Write out the rows from the one containing "draw-line-button-alt[interactable]: [1317, 316, 1333, 350]" through the one containing "layer-name[interactable]: ss ⇙: [39, 249, 122, 263]", both included, character for character and in their original order.

* AVAILABLE RECORDS *
::::::::::

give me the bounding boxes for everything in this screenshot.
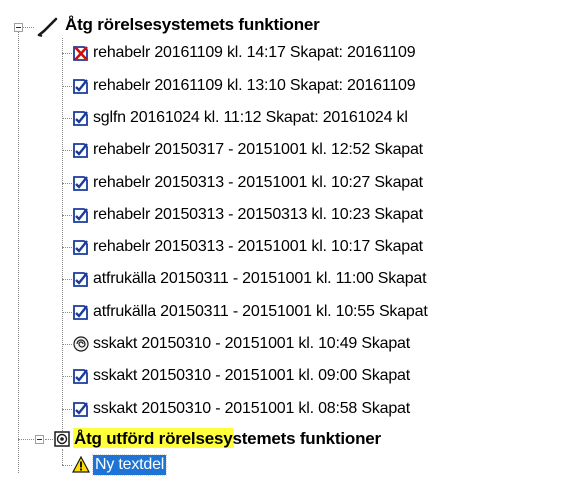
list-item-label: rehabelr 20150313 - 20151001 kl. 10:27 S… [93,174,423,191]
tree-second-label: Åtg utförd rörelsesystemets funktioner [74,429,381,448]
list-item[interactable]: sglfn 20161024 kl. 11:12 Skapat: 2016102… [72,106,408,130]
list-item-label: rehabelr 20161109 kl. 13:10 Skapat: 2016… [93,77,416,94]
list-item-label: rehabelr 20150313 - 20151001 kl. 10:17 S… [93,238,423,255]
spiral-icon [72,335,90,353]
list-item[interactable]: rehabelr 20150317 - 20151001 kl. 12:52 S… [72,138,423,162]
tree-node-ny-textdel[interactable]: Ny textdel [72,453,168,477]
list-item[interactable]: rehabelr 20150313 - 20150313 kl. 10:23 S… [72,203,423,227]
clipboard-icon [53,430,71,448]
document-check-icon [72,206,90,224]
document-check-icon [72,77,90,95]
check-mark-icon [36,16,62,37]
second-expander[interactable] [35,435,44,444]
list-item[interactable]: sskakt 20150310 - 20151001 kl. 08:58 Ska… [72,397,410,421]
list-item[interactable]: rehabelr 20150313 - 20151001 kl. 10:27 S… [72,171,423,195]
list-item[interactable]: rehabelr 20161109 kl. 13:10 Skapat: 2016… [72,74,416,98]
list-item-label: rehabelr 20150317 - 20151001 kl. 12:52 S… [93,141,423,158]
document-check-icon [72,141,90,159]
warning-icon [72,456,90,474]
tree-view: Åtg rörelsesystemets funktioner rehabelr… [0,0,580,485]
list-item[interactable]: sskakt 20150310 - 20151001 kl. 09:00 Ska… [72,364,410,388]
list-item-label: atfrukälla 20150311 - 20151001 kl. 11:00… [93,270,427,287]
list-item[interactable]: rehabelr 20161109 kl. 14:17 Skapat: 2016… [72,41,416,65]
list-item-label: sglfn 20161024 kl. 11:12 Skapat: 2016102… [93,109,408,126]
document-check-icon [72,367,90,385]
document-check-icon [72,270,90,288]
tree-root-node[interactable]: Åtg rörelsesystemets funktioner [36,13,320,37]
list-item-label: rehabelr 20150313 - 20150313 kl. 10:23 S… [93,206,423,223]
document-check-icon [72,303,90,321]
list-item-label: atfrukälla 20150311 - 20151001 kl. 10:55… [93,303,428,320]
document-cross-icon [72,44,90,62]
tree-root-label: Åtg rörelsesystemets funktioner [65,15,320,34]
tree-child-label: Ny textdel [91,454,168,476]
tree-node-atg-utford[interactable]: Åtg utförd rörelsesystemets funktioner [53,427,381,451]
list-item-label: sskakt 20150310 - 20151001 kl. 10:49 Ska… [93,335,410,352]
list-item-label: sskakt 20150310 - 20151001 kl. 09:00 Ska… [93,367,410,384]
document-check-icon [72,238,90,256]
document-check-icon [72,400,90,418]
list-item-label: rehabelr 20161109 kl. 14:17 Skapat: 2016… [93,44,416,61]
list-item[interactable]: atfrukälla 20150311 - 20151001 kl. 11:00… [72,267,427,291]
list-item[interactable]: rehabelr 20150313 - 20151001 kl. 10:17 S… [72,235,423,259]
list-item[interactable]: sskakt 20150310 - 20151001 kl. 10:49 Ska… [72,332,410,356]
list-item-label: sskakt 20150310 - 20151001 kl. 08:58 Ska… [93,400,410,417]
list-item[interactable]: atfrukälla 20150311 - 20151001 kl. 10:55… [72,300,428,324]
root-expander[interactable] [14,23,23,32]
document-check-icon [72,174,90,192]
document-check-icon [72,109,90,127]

::::::::::

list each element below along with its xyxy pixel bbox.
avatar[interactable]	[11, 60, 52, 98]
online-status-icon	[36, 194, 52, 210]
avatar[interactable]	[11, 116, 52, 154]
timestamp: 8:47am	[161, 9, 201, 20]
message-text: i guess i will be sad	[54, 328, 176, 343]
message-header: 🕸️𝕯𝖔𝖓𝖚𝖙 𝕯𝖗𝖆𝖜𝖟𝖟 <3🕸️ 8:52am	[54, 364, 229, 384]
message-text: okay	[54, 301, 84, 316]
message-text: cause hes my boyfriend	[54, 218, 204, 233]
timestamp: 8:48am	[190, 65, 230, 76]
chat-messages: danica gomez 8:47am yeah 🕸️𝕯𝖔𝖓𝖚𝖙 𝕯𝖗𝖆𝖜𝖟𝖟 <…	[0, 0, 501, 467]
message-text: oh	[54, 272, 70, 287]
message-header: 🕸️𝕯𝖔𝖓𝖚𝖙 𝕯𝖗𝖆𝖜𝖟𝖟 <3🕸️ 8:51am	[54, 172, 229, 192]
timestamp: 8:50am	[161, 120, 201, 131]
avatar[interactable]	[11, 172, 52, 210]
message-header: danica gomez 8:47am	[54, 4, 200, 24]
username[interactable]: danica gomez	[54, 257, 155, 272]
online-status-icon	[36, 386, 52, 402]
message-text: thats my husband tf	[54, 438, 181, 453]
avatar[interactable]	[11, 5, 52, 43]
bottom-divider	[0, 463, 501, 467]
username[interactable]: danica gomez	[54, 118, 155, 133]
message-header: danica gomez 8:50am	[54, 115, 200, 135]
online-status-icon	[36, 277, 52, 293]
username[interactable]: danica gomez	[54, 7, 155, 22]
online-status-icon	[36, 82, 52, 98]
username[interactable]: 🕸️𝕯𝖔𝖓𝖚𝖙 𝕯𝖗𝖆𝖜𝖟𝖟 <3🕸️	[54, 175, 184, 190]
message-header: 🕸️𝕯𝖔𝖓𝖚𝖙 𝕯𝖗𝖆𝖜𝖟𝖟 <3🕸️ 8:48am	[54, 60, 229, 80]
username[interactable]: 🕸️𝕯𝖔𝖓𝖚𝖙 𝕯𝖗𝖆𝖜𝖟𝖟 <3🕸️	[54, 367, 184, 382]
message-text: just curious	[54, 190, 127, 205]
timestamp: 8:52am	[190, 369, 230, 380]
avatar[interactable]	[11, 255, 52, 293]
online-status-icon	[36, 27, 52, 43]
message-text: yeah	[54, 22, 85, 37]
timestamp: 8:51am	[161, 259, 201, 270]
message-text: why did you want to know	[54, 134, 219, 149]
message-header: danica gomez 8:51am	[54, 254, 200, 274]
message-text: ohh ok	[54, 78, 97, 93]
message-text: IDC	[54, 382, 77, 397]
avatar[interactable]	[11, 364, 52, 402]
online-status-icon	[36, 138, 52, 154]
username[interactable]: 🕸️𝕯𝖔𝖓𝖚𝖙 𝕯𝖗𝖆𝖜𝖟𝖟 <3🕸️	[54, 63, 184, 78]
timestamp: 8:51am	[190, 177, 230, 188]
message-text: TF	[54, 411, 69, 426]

::::::::::

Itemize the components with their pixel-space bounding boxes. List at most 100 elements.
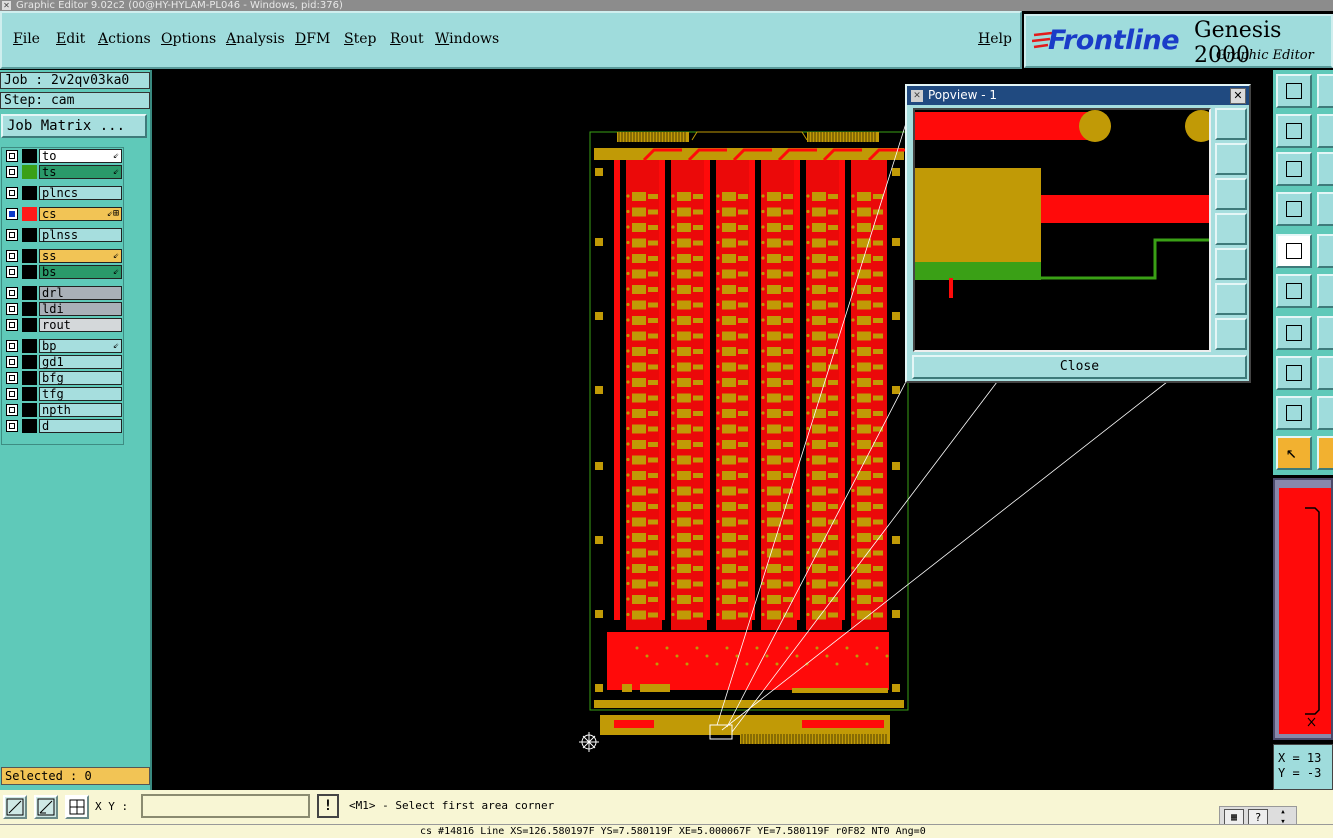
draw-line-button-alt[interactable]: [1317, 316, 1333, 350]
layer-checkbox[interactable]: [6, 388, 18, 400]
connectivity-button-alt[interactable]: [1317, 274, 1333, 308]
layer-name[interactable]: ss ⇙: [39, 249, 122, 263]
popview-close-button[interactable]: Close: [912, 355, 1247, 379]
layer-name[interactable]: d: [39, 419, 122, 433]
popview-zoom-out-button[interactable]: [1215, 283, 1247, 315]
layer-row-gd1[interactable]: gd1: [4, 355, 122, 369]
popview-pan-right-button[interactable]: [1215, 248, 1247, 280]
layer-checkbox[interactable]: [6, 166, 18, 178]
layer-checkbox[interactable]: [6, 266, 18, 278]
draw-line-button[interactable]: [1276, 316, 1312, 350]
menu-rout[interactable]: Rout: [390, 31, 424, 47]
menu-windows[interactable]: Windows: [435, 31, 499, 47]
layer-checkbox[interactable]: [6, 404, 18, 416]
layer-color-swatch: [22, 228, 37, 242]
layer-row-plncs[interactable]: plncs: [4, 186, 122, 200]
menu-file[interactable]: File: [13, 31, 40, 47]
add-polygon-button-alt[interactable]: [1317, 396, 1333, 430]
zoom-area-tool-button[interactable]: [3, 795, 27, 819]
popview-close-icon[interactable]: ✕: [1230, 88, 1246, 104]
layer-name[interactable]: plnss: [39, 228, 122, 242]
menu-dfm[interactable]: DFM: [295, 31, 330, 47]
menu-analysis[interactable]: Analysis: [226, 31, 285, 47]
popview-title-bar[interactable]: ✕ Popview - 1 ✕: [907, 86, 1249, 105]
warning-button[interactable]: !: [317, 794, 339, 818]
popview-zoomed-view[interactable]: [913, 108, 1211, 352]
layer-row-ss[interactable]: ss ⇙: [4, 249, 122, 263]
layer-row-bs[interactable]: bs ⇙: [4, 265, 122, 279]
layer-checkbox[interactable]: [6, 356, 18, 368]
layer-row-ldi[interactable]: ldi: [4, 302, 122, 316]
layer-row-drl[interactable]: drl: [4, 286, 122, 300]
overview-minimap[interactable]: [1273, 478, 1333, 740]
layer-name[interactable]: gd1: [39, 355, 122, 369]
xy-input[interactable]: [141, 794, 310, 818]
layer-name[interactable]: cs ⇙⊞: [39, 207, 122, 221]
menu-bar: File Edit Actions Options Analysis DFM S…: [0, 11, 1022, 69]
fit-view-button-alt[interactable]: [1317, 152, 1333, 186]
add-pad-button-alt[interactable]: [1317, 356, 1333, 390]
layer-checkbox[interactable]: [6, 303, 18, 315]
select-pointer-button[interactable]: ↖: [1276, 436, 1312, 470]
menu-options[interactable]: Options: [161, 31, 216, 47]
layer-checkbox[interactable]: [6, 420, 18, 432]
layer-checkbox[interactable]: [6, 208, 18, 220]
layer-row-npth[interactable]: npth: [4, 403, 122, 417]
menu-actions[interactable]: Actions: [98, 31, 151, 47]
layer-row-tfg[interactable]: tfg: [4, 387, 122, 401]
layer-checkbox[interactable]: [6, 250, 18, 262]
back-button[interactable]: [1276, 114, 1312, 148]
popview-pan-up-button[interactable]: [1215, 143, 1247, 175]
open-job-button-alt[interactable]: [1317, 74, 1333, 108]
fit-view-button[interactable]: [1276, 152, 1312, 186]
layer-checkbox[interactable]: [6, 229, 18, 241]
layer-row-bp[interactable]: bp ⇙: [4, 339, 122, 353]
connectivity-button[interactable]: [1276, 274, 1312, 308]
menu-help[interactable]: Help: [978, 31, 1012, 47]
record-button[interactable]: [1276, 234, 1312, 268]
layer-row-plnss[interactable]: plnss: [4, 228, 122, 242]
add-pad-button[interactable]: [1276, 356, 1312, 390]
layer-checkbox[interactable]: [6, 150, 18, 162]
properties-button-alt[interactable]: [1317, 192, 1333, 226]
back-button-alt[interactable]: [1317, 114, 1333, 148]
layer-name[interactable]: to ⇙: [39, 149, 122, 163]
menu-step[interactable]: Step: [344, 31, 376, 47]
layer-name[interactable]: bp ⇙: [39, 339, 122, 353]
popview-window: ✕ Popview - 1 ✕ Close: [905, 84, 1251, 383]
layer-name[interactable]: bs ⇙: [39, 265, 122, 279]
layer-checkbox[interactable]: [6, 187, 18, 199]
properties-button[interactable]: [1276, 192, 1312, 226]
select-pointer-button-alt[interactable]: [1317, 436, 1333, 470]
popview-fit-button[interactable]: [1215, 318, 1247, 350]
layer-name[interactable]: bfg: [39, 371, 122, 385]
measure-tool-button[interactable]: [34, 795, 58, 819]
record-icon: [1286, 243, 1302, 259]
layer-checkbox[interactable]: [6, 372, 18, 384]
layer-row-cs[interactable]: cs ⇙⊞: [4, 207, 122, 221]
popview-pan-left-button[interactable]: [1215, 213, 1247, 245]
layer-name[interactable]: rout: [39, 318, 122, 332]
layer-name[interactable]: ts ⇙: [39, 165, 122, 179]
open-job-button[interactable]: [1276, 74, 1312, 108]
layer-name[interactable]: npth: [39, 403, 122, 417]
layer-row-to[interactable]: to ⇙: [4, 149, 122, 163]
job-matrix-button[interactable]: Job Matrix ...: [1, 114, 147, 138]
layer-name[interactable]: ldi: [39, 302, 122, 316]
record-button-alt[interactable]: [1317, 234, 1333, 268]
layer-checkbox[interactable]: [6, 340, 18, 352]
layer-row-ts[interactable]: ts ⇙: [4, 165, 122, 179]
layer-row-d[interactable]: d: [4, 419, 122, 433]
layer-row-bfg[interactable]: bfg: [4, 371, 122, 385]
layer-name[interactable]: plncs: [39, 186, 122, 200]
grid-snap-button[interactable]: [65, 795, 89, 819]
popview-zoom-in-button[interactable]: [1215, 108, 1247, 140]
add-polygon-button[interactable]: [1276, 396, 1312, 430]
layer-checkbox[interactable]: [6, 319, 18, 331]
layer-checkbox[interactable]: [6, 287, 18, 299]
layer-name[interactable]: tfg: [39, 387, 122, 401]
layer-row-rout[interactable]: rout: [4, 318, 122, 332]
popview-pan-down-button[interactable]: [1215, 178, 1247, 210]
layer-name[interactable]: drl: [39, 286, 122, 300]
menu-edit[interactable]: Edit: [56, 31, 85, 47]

::::::::::

* WRITTEN ANSWER *
draw-line-button-alt[interactable]: [1317, 316, 1333, 350]
layer-checkbox[interactable]: [6, 388, 18, 400]
connectivity-button-alt[interactable]: [1317, 274, 1333, 308]
layer-name[interactable]: ss ⇙: [39, 249, 122, 263]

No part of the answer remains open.